_Work to complete_
The data below is to be returned in full and exactly.

_Source material_
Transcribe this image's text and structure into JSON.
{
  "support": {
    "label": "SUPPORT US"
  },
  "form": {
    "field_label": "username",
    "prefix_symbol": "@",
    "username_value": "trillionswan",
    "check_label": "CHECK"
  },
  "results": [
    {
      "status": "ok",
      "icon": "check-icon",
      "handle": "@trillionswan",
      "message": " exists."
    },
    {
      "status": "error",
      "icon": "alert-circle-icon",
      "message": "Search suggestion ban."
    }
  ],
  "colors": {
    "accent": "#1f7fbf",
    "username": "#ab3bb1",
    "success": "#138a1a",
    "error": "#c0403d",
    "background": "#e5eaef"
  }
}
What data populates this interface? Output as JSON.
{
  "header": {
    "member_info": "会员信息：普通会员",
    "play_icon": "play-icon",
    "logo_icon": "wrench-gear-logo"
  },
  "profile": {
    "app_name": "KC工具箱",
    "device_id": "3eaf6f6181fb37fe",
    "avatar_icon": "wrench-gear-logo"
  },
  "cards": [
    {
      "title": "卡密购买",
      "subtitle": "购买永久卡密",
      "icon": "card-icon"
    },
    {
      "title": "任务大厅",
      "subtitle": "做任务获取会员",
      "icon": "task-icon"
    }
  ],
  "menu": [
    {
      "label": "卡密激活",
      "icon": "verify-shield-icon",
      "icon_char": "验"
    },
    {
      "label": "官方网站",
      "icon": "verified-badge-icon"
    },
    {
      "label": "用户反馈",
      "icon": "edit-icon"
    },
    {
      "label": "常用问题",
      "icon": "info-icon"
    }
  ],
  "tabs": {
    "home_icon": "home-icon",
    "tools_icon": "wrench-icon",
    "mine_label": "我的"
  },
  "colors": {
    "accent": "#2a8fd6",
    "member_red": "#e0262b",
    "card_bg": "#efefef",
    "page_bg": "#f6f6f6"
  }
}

_Full solution_
Transcribe this image's text and structure into JSON.
{
  "support": {
    "label": "SUPPORT US"
  },
  "form": {
    "field_label": "username",
    "prefix_symbol": "@",
    "username_value": "trillionswan",
    "check_label": "CHECK"
  },
  "results": [
    {
      "status": "ok",
      "icon": "check-icon",
      "handle": "@trillionswan",
      "message": " exists."
    },
    {
      "status": "error",
      "icon": "alert-circle-icon",
      "message": "Search suggestion ban."
    }
  ],
  "colors": {
    "accent": "#1f7fbf",
    "username": "#ab3bb1",
    "success": "#138a1a",
    "error": "#c0403d",
    "background": "#e5eaef"
  }
}
What data populates this interface? Output as JSON.
{
  "header": {
    "member_info": "会员信息：普通会员",
    "play_icon": "play-icon",
    "logo_icon": "wrench-gear-logo"
  },
  "profile": {
    "app_name": "KC工具箱",
    "device_id": "3eaf6f6181fb37fe",
    "avatar_icon": "wrench-gear-logo"
  },
  "cards": [
    {
      "title": "卡密购买",
      "subtitle": "购买永久卡密",
      "icon": "card-icon"
    },
    {
      "title": "任务大厅",
      "subtitle": "做任务获取会员",
      "icon": "task-icon"
    }
  ],
  "menu": [
    {
      "label": "卡密激活",
      "icon": "verify-shield-icon",
      "icon_char": "验"
    },
    {
      "label": "官方网站",
      "icon": "verified-badge-icon"
    },
    {
      "label": "用户反馈",
      "icon": "edit-icon"
    },
    {
      "label": "常用问题",
      "icon": "info-icon"
    }
  ],
  "tabs": {
    "home_icon": "home-icon",
    "tools_icon": "wrench-icon",
    "mine_label": "我的"
  },
  "colors": {
    "accent": "#2a8fd6",
    "member_red": "#e0262b",
    "card_bg": "#efefef",
    "page_bg": "#f6f6f6"
  }
}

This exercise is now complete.